━━━━━ INPUT DATA ━━━━━

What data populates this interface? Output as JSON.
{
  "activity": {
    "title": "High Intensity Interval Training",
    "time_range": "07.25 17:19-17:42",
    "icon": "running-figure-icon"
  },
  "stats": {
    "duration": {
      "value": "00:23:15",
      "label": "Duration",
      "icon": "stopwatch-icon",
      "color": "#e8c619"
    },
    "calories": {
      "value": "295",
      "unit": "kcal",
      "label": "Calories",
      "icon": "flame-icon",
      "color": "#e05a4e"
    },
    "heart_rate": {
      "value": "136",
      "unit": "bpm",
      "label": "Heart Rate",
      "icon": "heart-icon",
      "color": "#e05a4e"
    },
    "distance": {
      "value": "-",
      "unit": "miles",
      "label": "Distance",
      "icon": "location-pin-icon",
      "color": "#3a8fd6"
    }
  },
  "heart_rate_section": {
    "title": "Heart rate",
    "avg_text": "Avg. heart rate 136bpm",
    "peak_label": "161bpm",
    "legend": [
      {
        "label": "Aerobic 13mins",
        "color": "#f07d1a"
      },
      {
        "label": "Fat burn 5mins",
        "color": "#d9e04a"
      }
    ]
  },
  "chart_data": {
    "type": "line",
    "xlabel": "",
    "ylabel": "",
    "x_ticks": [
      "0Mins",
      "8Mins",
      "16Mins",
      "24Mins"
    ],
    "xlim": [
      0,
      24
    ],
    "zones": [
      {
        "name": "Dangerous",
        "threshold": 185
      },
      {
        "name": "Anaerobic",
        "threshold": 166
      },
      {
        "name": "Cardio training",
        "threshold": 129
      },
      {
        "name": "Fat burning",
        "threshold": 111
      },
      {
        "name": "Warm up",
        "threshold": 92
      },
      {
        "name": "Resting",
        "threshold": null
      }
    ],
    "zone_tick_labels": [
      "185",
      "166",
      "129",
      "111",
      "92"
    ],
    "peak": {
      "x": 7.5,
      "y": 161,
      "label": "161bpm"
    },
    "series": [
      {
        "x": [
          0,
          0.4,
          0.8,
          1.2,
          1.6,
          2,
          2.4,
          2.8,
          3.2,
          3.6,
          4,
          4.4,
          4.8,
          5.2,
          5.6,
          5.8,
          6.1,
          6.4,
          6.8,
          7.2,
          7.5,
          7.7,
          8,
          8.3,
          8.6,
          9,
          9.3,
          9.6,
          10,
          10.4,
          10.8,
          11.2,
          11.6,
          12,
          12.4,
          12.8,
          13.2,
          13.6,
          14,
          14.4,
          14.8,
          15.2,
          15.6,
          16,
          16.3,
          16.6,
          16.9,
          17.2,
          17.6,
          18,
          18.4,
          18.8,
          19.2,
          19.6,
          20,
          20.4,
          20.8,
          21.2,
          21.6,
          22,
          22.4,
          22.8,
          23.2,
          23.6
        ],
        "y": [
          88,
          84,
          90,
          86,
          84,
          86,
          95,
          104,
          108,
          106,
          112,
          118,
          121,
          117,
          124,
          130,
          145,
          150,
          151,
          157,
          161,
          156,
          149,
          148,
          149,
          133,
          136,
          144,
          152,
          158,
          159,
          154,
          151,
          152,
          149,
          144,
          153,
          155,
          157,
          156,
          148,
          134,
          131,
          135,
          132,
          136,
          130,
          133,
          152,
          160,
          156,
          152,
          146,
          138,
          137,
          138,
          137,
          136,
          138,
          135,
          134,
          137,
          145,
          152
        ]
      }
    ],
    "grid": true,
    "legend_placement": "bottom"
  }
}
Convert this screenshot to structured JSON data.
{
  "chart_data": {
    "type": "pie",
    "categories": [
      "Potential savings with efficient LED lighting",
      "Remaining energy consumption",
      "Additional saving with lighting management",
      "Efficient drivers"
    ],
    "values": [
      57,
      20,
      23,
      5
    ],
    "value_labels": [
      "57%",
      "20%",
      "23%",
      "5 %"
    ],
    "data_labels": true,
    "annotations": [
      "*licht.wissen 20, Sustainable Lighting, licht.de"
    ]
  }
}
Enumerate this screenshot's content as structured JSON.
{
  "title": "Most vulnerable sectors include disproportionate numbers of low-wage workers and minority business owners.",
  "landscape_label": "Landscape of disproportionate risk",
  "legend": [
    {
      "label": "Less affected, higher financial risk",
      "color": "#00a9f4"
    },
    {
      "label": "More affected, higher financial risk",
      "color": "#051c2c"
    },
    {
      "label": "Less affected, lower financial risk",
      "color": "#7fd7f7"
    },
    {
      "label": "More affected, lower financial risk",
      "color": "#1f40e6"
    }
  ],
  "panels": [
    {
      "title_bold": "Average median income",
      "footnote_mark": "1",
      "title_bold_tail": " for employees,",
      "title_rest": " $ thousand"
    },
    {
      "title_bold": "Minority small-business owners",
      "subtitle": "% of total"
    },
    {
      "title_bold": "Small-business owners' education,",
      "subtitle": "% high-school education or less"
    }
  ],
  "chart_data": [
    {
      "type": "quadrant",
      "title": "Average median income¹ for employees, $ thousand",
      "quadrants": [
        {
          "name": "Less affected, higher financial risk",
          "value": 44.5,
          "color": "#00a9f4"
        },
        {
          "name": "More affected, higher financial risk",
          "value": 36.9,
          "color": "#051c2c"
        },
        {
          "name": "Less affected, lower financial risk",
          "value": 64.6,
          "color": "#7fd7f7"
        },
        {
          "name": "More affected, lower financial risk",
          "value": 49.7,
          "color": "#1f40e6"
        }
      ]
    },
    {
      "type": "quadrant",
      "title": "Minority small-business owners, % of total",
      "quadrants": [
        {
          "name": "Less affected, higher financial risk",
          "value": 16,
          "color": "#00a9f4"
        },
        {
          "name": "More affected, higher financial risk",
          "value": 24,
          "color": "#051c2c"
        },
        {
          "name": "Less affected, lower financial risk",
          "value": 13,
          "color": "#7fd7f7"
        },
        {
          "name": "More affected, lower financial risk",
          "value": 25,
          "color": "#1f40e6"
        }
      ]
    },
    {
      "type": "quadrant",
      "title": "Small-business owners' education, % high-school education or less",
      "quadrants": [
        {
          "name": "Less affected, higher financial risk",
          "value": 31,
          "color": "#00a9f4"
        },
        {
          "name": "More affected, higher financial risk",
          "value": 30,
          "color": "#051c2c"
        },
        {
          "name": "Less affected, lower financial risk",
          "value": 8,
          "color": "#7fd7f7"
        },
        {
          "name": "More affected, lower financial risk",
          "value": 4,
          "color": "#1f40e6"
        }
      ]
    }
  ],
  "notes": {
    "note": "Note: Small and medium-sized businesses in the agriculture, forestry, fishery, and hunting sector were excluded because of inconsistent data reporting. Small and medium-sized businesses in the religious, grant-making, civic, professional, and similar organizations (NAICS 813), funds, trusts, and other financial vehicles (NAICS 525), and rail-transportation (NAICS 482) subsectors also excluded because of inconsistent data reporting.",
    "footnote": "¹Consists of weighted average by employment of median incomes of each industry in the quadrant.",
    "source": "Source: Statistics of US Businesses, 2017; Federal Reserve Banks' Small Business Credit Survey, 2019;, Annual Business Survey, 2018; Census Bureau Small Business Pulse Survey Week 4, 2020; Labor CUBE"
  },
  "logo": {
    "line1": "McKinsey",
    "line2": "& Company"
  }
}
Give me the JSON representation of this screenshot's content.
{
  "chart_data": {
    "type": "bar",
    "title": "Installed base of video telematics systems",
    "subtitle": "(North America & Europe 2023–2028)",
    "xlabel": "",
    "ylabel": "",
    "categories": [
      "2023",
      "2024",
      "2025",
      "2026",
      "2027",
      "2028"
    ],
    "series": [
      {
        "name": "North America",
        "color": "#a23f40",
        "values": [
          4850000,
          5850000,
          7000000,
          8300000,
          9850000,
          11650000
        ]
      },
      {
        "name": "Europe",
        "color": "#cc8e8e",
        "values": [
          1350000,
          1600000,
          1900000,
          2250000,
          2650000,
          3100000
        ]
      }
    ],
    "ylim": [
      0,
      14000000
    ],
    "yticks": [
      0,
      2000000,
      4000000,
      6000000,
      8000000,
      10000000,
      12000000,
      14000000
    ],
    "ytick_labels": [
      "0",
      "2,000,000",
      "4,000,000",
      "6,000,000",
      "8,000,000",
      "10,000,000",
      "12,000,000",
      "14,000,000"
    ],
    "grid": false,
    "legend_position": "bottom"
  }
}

━━━━━

◆ WHAT YOU NEED TO DO ◆
How many of the lines above include the string "North"? Answer with the number only.

◆ WRITTEN RESPONSE ◆
2